[Records from a collection of figures]
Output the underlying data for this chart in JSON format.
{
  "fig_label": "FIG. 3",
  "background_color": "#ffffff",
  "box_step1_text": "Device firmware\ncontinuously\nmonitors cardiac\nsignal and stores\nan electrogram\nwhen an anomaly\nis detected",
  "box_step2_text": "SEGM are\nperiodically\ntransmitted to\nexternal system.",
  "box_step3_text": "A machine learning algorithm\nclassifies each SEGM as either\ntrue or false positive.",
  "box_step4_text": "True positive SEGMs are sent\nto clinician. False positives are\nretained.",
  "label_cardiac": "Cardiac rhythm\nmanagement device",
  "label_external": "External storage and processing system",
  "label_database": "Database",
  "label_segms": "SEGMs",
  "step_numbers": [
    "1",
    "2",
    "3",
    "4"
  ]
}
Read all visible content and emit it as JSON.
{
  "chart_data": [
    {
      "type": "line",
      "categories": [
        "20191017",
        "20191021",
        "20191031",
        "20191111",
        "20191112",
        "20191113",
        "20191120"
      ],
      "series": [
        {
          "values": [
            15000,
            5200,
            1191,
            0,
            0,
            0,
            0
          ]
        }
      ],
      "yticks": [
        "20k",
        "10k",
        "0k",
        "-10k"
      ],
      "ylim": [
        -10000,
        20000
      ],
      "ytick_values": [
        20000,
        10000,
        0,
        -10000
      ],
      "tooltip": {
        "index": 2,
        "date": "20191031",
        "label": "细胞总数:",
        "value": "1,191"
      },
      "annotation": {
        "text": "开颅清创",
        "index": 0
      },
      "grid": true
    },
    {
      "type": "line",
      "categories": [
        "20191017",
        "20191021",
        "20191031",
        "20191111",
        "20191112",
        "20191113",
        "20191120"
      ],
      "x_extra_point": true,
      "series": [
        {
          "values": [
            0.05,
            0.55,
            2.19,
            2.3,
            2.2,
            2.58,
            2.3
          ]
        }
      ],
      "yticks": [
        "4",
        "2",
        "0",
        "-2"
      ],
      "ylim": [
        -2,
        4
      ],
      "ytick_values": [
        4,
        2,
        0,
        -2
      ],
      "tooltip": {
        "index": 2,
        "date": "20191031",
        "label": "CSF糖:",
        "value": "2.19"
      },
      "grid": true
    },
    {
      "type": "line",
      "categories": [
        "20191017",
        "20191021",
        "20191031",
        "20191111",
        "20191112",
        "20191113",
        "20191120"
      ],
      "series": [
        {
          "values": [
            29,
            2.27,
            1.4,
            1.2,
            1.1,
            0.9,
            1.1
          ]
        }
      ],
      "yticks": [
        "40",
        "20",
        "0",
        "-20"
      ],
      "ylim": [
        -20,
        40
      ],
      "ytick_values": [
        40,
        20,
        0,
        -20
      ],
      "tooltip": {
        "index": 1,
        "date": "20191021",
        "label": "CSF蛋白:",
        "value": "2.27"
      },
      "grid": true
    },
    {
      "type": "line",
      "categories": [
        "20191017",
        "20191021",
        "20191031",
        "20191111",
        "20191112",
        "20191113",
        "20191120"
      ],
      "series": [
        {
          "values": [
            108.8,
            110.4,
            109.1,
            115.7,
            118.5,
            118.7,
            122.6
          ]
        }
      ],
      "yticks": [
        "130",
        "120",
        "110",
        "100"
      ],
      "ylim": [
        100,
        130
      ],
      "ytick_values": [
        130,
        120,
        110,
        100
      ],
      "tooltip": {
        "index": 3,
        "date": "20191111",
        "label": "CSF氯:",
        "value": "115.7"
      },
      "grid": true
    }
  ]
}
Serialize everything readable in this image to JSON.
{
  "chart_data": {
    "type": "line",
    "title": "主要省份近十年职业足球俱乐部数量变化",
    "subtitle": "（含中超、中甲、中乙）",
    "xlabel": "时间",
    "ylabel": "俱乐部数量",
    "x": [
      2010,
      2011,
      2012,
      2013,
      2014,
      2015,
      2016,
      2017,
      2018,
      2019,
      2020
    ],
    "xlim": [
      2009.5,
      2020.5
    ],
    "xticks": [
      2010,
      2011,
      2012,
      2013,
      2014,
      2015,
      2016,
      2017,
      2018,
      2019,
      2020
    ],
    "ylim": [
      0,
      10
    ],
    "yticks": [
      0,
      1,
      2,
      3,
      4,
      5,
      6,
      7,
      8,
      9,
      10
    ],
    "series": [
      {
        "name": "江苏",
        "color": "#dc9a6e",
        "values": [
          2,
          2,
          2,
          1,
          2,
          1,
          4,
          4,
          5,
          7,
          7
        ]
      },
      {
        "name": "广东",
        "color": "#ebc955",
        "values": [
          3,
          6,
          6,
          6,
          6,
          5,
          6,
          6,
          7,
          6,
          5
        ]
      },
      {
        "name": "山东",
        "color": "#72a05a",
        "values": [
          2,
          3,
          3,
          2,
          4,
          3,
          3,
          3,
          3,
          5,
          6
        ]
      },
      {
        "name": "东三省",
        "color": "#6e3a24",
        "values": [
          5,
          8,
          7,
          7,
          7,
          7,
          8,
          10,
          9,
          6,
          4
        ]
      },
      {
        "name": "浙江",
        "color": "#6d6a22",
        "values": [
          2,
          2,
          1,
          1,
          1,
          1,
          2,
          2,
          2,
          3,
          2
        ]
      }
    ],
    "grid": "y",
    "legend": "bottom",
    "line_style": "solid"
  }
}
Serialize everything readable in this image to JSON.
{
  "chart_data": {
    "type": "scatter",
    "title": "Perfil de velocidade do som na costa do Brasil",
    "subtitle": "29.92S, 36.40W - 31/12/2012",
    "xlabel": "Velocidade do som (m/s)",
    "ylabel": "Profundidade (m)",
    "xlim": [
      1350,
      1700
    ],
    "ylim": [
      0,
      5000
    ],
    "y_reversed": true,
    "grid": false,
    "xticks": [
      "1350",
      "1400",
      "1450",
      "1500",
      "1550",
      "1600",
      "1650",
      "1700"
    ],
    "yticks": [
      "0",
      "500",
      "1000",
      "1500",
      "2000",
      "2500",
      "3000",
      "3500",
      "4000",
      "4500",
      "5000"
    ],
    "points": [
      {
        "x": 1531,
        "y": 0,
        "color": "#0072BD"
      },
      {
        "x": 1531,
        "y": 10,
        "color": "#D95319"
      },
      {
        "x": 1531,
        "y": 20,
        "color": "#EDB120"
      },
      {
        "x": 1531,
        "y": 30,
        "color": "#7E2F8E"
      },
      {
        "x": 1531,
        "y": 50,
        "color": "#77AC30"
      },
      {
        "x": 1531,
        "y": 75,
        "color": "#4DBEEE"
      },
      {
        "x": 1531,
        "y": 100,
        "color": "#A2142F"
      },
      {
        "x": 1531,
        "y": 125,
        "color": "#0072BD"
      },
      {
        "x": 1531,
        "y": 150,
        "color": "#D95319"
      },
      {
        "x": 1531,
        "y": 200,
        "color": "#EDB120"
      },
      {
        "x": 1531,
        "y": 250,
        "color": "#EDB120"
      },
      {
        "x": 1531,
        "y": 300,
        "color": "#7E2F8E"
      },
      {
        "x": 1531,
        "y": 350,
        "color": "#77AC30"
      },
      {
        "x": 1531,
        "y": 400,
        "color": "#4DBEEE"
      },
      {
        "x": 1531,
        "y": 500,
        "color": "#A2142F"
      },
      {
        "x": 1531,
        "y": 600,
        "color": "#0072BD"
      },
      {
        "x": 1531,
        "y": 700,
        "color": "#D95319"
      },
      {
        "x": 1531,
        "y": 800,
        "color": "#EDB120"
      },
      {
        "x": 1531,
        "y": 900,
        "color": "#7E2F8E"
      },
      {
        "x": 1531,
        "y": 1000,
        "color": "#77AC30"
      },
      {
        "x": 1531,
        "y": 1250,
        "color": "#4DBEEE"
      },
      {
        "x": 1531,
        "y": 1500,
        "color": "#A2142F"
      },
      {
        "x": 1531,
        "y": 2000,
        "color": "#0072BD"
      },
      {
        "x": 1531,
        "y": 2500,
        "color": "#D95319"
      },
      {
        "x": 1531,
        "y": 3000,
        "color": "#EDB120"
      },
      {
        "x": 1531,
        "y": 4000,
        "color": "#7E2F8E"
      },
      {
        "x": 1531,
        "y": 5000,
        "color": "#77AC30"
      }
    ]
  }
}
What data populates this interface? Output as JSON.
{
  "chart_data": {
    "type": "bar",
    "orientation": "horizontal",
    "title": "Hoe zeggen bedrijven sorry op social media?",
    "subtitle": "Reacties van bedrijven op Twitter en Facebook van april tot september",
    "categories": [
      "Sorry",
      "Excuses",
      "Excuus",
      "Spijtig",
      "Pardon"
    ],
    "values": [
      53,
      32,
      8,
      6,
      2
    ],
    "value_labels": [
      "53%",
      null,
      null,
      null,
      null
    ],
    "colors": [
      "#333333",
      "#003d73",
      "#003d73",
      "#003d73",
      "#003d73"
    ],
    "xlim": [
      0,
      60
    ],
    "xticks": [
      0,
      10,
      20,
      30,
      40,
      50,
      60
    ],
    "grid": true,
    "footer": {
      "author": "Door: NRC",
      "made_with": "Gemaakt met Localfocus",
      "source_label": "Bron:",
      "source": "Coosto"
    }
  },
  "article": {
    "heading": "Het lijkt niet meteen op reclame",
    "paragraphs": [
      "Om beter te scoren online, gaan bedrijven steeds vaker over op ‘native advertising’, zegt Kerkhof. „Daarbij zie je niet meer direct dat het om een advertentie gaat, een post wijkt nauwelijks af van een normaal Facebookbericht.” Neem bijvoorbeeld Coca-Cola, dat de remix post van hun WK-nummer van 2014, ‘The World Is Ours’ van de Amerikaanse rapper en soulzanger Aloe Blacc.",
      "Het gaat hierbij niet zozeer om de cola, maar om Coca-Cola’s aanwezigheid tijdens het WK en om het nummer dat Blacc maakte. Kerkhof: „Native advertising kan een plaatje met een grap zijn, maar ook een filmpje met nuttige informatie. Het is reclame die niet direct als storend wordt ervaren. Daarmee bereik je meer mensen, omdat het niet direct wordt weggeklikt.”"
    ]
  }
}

▶ GIVEN PROBLEM
Each line above that holds the string "index" should be copied and shown.

▶ RESULT OF THE EXERCISE
        "index": 2,
        "index": 0
        "index": 2,
        "index": 1,
        "index": 3,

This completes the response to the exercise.